(STATED TASK)
Count the lines in the listing below that contain the string "notification". Reply with only the number.

### SOURCE RECORDS ###

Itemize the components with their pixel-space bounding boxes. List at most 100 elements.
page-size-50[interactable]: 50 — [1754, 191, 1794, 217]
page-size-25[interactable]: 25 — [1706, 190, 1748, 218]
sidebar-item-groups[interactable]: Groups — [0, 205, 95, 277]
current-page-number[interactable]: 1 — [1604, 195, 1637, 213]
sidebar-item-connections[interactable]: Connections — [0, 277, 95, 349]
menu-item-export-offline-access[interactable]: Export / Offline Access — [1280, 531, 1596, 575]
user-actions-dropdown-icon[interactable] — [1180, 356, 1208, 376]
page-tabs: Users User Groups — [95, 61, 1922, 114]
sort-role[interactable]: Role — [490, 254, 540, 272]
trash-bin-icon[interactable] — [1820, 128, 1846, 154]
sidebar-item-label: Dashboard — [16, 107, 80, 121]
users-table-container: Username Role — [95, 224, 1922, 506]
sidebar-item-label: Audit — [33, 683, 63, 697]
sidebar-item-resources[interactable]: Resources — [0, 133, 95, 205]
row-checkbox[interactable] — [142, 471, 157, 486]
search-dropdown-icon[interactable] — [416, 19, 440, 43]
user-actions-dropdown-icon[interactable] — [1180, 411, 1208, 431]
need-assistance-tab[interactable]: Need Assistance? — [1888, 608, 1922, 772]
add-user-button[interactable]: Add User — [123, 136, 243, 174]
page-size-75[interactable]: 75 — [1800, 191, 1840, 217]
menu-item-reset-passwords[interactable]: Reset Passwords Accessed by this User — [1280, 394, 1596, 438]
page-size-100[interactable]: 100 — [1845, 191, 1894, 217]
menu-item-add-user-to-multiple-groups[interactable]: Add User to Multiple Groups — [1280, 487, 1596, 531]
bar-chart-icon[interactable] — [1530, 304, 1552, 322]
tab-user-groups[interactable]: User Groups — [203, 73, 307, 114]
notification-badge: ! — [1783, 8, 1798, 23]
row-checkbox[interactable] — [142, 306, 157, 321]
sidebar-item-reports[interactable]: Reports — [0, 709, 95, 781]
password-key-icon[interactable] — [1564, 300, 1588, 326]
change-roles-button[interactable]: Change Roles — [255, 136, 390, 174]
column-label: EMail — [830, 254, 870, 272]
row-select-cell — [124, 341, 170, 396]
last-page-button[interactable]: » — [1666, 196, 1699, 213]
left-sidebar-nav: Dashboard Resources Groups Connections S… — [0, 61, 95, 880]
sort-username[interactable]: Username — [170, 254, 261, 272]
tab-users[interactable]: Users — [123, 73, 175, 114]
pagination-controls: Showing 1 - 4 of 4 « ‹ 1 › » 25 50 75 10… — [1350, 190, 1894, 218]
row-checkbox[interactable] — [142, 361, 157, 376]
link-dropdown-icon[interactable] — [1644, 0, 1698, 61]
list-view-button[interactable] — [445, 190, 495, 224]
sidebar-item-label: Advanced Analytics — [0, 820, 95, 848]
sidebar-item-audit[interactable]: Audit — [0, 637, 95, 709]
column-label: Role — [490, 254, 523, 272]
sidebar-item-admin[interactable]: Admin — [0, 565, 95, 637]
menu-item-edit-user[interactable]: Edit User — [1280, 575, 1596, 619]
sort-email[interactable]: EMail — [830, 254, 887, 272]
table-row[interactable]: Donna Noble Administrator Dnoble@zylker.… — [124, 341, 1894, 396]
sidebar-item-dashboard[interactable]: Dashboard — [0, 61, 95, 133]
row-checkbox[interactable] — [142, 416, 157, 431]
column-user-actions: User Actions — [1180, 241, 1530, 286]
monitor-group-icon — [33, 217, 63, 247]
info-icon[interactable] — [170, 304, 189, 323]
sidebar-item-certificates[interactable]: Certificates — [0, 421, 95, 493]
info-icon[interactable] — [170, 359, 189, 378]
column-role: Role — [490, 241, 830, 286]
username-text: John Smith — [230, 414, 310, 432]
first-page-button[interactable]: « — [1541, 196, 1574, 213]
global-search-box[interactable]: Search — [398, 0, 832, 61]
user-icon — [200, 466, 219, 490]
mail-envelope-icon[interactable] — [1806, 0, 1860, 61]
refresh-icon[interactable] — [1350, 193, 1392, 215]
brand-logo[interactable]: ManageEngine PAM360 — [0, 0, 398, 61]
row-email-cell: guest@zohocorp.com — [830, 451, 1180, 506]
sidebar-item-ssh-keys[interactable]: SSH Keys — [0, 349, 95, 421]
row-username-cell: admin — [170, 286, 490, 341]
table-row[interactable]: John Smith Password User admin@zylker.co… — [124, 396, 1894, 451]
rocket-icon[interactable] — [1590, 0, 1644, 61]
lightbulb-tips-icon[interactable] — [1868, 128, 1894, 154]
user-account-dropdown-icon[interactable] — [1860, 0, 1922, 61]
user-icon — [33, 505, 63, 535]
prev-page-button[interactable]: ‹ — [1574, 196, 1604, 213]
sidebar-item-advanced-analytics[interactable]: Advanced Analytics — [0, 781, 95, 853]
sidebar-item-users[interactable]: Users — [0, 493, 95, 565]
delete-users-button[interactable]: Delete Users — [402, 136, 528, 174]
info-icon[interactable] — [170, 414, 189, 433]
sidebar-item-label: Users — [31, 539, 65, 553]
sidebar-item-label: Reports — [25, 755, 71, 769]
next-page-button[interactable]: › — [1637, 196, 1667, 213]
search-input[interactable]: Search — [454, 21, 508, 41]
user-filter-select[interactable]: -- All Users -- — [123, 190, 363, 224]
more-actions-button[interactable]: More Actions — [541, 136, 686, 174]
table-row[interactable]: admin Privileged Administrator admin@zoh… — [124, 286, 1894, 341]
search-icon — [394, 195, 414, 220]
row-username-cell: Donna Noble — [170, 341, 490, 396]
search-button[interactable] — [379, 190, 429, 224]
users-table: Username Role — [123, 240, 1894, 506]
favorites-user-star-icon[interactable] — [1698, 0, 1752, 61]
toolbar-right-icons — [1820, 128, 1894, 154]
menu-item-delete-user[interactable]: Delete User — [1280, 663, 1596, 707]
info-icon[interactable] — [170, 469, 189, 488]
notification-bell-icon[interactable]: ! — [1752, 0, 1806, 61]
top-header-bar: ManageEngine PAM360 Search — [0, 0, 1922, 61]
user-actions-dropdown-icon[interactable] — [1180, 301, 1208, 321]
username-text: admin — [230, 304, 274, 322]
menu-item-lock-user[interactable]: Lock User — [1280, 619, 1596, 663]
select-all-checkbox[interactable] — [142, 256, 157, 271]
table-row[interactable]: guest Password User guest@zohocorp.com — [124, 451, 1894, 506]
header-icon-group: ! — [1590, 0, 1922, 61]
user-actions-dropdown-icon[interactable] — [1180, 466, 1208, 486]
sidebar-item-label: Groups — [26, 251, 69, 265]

###

(SOLUTION FOR THIS TASK)
2